▸ **PROBLEM TO WORK ON**
Can you print every record below exactly as written?

▸ **EXERCISE MATERIALS**
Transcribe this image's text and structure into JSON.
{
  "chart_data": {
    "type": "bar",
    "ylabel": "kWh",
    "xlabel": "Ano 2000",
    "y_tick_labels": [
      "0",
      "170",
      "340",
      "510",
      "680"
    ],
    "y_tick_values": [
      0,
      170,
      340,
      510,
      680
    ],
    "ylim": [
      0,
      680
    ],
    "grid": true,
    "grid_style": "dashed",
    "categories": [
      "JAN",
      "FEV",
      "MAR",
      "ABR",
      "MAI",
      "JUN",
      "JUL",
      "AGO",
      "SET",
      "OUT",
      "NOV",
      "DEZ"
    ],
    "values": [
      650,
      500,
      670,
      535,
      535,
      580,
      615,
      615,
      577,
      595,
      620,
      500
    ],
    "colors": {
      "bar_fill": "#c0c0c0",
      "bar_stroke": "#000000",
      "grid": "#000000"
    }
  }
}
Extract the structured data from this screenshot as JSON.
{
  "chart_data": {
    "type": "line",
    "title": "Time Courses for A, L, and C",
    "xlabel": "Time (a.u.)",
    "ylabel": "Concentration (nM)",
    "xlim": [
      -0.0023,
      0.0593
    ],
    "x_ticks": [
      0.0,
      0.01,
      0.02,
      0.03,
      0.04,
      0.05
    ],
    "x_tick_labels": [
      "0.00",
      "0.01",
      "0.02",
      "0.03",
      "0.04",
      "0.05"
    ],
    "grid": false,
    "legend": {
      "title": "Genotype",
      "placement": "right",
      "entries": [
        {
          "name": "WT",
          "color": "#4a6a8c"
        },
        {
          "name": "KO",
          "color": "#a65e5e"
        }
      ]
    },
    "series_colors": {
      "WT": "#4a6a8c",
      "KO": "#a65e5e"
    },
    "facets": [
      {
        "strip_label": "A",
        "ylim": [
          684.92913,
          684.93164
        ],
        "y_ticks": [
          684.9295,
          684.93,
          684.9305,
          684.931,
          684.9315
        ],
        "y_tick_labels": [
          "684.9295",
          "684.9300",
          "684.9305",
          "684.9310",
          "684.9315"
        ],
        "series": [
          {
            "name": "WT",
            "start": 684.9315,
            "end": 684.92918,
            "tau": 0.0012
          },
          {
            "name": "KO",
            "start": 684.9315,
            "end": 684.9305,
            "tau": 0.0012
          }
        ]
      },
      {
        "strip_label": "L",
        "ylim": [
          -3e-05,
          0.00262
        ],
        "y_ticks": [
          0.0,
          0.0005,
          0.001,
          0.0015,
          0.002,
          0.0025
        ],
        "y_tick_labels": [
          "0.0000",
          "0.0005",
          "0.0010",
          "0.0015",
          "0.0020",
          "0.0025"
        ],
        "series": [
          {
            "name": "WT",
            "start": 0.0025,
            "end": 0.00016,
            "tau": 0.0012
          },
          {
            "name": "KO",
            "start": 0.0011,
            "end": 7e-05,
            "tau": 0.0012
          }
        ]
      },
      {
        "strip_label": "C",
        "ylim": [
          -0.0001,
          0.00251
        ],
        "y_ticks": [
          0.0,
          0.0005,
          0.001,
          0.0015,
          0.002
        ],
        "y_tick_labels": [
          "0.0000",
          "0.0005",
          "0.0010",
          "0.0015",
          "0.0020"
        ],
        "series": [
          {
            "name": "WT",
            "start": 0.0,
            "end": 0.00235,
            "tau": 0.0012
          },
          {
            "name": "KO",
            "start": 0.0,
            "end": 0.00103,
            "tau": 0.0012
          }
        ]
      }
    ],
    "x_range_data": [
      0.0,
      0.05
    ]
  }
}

▸ **ANSWER BELOW**
Transcribe this image's text and structure into JSON.
{
  "chart_data": {
    "type": "bar",
    "ylabel": "kWh",
    "xlabel": "Ano 2000",
    "y_tick_labels": [
      "0",
      "170",
      "340",
      "510",
      "680"
    ],
    "y_tick_values": [
      0,
      170,
      340,
      510,
      680
    ],
    "ylim": [
      0,
      680
    ],
    "grid": true,
    "grid_style": "dashed",
    "categories": [
      "JAN",
      "FEV",
      "MAR",
      "ABR",
      "MAI",
      "JUN",
      "JUL",
      "AGO",
      "SET",
      "OUT",
      "NOV",
      "DEZ"
    ],
    "values": [
      650,
      500,
      670,
      535,
      535,
      580,
      615,
      615,
      577,
      595,
      620,
      500
    ],
    "colors": {
      "bar_fill": "#c0c0c0",
      "bar_stroke": "#000000",
      "grid": "#000000"
    }
  }
}
Extract the structured data from this screenshot as JSON.
{
  "chart_data": {
    "type": "line",
    "title": "Time Courses for A, L, and C",
    "xlabel": "Time (a.u.)",
    "ylabel": "Concentration (nM)",
    "xlim": [
      -0.0023,
      0.0593
    ],
    "x_ticks": [
      0.0,
      0.01,
      0.02,
      0.03,
      0.04,
      0.05
    ],
    "x_tick_labels": [
      "0.00",
      "0.01",
      "0.02",
      "0.03",
      "0.04",
      "0.05"
    ],
    "grid": false,
    "legend": {
      "title": "Genotype",
      "placement": "right",
      "entries": [
        {
          "name": "WT",
          "color": "#4a6a8c"
        },
        {
          "name": "KO",
          "color": "#a65e5e"
        }
      ]
    },
    "series_colors": {
      "WT": "#4a6a8c",
      "KO": "#a65e5e"
    },
    "facets": [
      {
        "strip_label": "A",
        "ylim": [
          684.92913,
          684.93164
        ],
        "y_ticks": [
          684.9295,
          684.93,
          684.9305,
          684.931,
          684.9315
        ],
        "y_tick_labels": [
          "684.9295",
          "684.9300",
          "684.9305",
          "684.9310",
          "684.9315"
        ],
        "series": [
          {
            "name": "WT",
            "start": 684.9315,
            "end": 684.92918,
            "tau": 0.0012
          },
          {
            "name": "KO",
            "start": 684.9315,
            "end": 684.9305,
            "tau": 0.0012
          }
        ]
      },
      {
        "strip_label": "L",
        "ylim": [
          -3e-05,
          0.00262
        ],
        "y_ticks": [
          0.0,
          0.0005,
          0.001,
          0.0015,
          0.002,
          0.0025
        ],
        "y_tick_labels": [
          "0.0000",
          "0.0005",
          "0.0010",
          "0.0015",
          "0.0020",
          "0.0025"
        ],
        "series": [
          {
            "name": "WT",
            "start": 0.0025,
            "end": 0.00016,
            "tau": 0.0012
          },
          {
            "name": "KO",
            "start": 0.0011,
            "end": 7e-05,
            "tau": 0.0012
          }
        ]
      },
      {
        "strip_label": "C",
        "ylim": [
          -0.0001,
          0.00251
        ],
        "y_ticks": [
          0.0,
          0.0005,
          0.001,
          0.0015,
          0.002
        ],
        "y_tick_labels": [
          "0.0000",
          "0.0005",
          "0.0010",
          "0.0015",
          "0.0020"
        ],
        "series": [
          {
            "name": "WT",
            "start": 0.0,
            "end": 0.00235,
            "tau": 0.0012
          },
          {
            "name": "KO",
            "start": 0.0,
            "end": 0.00103,
            "tau": 0.0012
          }
        ]
      }
    ],
    "x_range_data": [
      0.0,
      0.05
    ]
  }
}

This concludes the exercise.